In the data below, find each line containing the string "الطبية" and return it.

[Dataset excerpt]
- - - - - - -
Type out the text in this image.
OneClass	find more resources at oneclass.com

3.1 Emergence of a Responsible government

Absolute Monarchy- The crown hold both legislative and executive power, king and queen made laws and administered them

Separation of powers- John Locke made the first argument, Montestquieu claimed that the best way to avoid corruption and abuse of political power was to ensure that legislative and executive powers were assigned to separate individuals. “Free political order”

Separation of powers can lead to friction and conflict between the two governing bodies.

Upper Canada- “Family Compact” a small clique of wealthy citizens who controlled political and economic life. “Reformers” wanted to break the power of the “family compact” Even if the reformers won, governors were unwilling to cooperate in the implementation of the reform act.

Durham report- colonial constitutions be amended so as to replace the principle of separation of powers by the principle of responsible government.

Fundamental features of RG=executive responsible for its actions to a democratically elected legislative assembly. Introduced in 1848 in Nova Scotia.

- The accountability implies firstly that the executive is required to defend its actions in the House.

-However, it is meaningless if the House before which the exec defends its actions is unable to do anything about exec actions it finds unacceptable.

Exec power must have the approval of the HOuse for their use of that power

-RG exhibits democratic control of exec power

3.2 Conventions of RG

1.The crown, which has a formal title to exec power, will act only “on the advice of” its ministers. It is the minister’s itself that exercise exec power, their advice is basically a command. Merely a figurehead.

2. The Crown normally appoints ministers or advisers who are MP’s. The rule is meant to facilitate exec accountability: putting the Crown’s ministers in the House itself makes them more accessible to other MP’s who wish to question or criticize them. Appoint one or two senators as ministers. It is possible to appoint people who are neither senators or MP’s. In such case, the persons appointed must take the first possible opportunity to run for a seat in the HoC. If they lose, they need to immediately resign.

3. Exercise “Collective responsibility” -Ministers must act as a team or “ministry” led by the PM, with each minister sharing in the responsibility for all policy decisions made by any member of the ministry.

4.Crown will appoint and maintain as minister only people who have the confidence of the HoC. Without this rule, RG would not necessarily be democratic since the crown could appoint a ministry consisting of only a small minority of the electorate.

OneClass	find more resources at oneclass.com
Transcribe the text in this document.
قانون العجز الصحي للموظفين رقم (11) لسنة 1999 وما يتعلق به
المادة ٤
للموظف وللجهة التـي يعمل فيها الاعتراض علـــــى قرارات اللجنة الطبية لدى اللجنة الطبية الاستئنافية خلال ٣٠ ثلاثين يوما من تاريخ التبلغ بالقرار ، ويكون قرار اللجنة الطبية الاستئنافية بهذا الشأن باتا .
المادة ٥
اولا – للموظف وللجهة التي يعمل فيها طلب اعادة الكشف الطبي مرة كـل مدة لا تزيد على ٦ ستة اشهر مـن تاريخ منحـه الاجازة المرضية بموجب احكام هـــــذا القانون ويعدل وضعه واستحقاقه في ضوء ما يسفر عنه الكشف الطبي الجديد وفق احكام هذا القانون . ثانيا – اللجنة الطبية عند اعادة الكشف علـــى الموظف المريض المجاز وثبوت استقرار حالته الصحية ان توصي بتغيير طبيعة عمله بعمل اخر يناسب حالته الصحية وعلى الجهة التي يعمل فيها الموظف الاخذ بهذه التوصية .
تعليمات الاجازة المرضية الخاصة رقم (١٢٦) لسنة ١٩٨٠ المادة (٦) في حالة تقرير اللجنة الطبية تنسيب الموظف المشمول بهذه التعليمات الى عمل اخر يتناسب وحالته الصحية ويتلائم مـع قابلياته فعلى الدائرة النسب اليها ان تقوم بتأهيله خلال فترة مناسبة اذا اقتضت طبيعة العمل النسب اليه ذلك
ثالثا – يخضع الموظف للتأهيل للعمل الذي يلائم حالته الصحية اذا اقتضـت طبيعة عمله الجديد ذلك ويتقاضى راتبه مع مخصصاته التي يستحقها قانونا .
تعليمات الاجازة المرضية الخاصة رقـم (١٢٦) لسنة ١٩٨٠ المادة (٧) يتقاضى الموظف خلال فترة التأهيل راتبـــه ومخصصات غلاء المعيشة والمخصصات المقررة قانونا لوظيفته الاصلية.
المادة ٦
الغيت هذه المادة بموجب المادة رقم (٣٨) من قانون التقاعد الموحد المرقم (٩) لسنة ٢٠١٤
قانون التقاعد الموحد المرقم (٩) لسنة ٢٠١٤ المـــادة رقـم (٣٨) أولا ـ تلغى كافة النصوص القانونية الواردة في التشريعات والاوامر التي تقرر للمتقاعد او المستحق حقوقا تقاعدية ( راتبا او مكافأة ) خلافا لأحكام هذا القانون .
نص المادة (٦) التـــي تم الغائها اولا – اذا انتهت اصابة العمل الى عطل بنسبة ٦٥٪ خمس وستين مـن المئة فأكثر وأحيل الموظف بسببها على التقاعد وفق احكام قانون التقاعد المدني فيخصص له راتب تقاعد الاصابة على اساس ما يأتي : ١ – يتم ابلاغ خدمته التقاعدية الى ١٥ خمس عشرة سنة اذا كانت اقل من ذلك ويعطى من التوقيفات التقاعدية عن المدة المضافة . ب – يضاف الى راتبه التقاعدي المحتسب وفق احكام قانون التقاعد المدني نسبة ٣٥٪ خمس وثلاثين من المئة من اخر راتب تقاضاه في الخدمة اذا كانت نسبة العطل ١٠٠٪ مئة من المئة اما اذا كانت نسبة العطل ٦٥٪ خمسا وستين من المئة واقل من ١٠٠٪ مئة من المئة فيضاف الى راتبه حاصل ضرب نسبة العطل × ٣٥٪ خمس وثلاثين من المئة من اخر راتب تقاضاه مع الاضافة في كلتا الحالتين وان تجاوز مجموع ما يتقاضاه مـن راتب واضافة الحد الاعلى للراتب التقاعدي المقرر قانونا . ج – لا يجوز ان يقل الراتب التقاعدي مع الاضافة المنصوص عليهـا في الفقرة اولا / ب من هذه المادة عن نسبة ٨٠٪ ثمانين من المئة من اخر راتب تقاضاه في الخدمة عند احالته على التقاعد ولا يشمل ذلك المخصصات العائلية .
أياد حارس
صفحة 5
- - - - - - -
▶ **ANSWER TO THE PROBLEM**
للموظف وللجهة التـي يعمل فيها الاعتراض علـــــى قرارات اللجنة الطبية لدى اللجنة الطبية الاستئنافية خلال ٣٠ ثلاثين يوما من تاريخ التبلغ بالقرار ، ويكون قرار اللجنة الطبية الاستئنافية بهذا الشأن باتا .
اولا – للموظف وللجهة التي يعمل فيها طلب اعادة الكشف الطبي مرة كـل مدة لا تزيد على ٦ ستة اشهر مـن تاريخ منحـه الاجازة المرضية بموجب احكام هـــــذا القانون ويعدل وضعه واستحقاقه في ضوء ما يسفر عنه الكشف الطبي الجديد وفق احكام هذا القانون . ثانيا – اللجنة الطبية عند اعادة الكشف علـــى الموظف المريض المجاز وثبوت استقرار حالته الصحية ان توصي بتغيير طبيعة عمله بعمل اخر يناسب حالته الصحية وعلى الجهة التي يعمل فيها الموظف الاخذ بهذه التوصية .
تعليمات الاجازة المرضية الخاصة رقم (١٢٦) لسنة ١٩٨٠ المادة (٦) في حالة تقرير اللجنة الطبية تنسيب الموظف المشمول بهذه التعليمات الى عمل اخر يتناسب وحالته الصحية ويتلائم مـع قابلياته فعلى الدائرة النسب اليها ان تقوم بتأهيله خلال فترة مناسبة اذا اقتضت طبيعة العمل النسب اليه ذلك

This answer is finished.